Check every line below for the string "JSON", and copy the lines that contain it.

[Records from a collection of figures]
┌────────

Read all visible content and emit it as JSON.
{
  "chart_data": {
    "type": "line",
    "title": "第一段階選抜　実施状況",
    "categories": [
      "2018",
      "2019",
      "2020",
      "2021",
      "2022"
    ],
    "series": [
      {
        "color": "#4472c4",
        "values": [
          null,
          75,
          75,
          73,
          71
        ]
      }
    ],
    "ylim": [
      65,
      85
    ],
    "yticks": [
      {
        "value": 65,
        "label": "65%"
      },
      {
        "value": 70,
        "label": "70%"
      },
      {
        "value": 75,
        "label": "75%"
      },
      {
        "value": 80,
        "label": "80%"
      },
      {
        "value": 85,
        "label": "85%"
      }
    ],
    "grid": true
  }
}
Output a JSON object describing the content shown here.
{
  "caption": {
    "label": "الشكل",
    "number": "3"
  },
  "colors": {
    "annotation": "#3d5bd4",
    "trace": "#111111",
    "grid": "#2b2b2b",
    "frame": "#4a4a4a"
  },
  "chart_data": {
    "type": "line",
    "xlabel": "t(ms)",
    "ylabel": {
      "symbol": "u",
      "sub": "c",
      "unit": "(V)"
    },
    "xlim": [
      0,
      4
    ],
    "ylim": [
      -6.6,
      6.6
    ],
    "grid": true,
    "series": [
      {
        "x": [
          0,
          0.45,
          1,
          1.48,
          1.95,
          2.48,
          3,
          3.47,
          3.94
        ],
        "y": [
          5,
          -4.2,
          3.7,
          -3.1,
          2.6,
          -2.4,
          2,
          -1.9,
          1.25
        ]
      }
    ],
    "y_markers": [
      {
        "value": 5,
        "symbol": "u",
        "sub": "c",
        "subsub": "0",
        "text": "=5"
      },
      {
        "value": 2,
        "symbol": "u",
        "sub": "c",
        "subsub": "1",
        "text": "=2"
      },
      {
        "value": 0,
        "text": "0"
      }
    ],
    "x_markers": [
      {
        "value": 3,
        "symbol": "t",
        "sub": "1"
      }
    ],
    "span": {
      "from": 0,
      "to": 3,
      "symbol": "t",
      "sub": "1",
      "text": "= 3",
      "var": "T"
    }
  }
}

└────────

# [REPLY TO THE TASK]
Read all visible content and emit it as JSON.
Output a JSON object describing the content shown here.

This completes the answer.